Please copy all the lines that follow, word for word.

(Data records)
↓

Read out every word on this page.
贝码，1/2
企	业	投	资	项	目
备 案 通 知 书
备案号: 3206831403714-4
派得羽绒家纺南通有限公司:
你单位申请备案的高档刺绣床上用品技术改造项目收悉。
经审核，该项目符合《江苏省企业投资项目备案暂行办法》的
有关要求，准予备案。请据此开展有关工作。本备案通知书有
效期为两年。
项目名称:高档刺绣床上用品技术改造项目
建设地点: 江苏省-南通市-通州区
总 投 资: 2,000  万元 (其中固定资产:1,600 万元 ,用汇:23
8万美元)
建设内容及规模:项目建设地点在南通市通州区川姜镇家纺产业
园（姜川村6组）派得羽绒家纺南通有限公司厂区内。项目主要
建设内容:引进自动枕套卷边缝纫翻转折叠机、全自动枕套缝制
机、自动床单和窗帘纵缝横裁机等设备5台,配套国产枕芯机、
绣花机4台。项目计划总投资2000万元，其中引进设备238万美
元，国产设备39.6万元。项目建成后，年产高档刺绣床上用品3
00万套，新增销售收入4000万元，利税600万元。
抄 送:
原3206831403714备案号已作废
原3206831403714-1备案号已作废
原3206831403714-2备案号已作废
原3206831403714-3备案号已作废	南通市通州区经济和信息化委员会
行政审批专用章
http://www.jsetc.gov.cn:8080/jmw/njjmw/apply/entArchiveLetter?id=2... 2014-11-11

↑

**SOLUTION TO THE PROBLEM**
Read out every word on this page.
贝码，1/2
企	业	投	资	项	目
备 案 通 知 书
备案号: 3206831403714-4
派得羽绒家纺南通有限公司:
你单位申请备案的高档刺绣床上用品技术改造项目收悉。
经审核，该项目符合《江苏省企业投资项目备案暂行办法》的
有关要求，准予备案。请据此开展有关工作。本备案通知书有
效期为两年。
项目名称:高档刺绣床上用品技术改造项目
建设地点: 江苏省-南通市-通州区
总 投 资: 2,000  万元 (其中固定资产:1,600 万元 ,用汇:23
8万美元)
建设内容及规模:项目建设地点在南通市通州区川姜镇家纺产业
园（姜川村6组）派得羽绒家纺南通有限公司厂区内。项目主要
建设内容:引进自动枕套卷边缝纫翻转折叠机、全自动枕套缝制
机、自动床单和窗帘纵缝横裁机等设备5台,配套国产枕芯机、
绣花机4台。项目计划总投资2000万元，其中引进设备238万美
元，国产设备39.6万元。项目建成后，年产高档刺绣床上用品3
00万套，新增销售收入4000万元，利税600万元。
抄 送:
原3206831403714备案号已作废
原3206831403714-1备案号已作废
原3206831403714-2备案号已作废
原3206831403714-3备案号已作废	南通市通州区经济和信息化委员会
行政审批专用章
http://www.jsetc.gov.cn:8080/jmw/njjmw/apply/entArchiveLetter?id=2... 2014-11-11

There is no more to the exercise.